→ Your goal
Copy every record below exactly as written, but leave out the pictures.

---------- Extracted information ----------

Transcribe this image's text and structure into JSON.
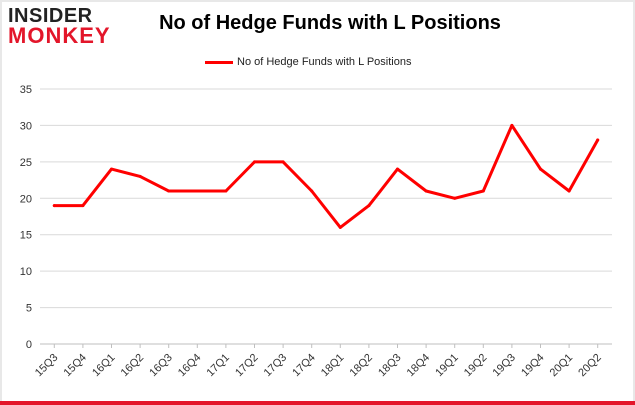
{
  "logo": {
    "line1": "INSIDER",
    "line2": "MONKEY"
  },
  "chart_data": {
    "type": "line",
    "title": "No of Hedge Funds with L Positions",
    "legend": {
      "position": "top-center"
    },
    "categories": [
      "15Q3",
      "15Q4",
      "16Q1",
      "16Q2",
      "16Q3",
      "16Q4",
      "17Q1",
      "17Q2",
      "17Q3",
      "17Q4",
      "18Q1",
      "18Q2",
      "18Q3",
      "18Q4",
      "19Q1",
      "19Q2",
      "19Q3",
      "19Q4",
      "20Q1",
      "20Q2"
    ],
    "series": [
      {
        "name": "No of Hedge Funds with L Positions",
        "color": "#ff0000",
        "values": [
          19,
          19,
          24,
          23,
          21,
          21,
          21,
          25,
          25,
          21,
          16,
          19,
          24,
          21,
          20,
          21,
          30,
          24,
          21,
          28
        ]
      }
    ],
    "ylim": [
      0,
      35
    ],
    "yticks": [
      0,
      5,
      10,
      15,
      20,
      25,
      30,
      35
    ],
    "grid": true,
    "gridColor": "#d9d9d9",
    "xlabel": "",
    "ylabel": ""
  }
}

----------

→ Answer below
Transcribe this image's text and structure into JSON.
{
  "logo": {
    "line1": "INSIDER",
    "line2": "MONKEY"
  },
  "chart_data": {
    "type": "line",
    "title": "No of Hedge Funds with L Positions",
    "legend": {
      "position": "top-center"
    },
    "categories": [
      "15Q3",
      "15Q4",
      "16Q1",
      "16Q2",
      "16Q3",
      "16Q4",
      "17Q1",
      "17Q2",
      "17Q3",
      "17Q4",
      "18Q1",
      "18Q2",
      "18Q3",
      "18Q4",
      "19Q1",
      "19Q2",
      "19Q3",
      "19Q4",
      "20Q1",
      "20Q2"
    ],
    "series": [
      {
        "name": "No of Hedge Funds with L Positions",
        "color": "#ff0000",
        "values": [
          19,
          19,
          24,
          23,
          21,
          21,
          21,
          25,
          25,
          21,
          16,
          19,
          24,
          21,
          20,
          21,
          30,
          24,
          21,
          28
        ]
      }
    ],
    "ylim": [
      0,
      35
    ],
    "yticks": [
      0,
      5,
      10,
      15,
      20,
      25,
      30,
      35
    ],
    "grid": true,
    "gridColor": "#d9d9d9",
    "xlabel": "",
    "ylabel": ""
  }
}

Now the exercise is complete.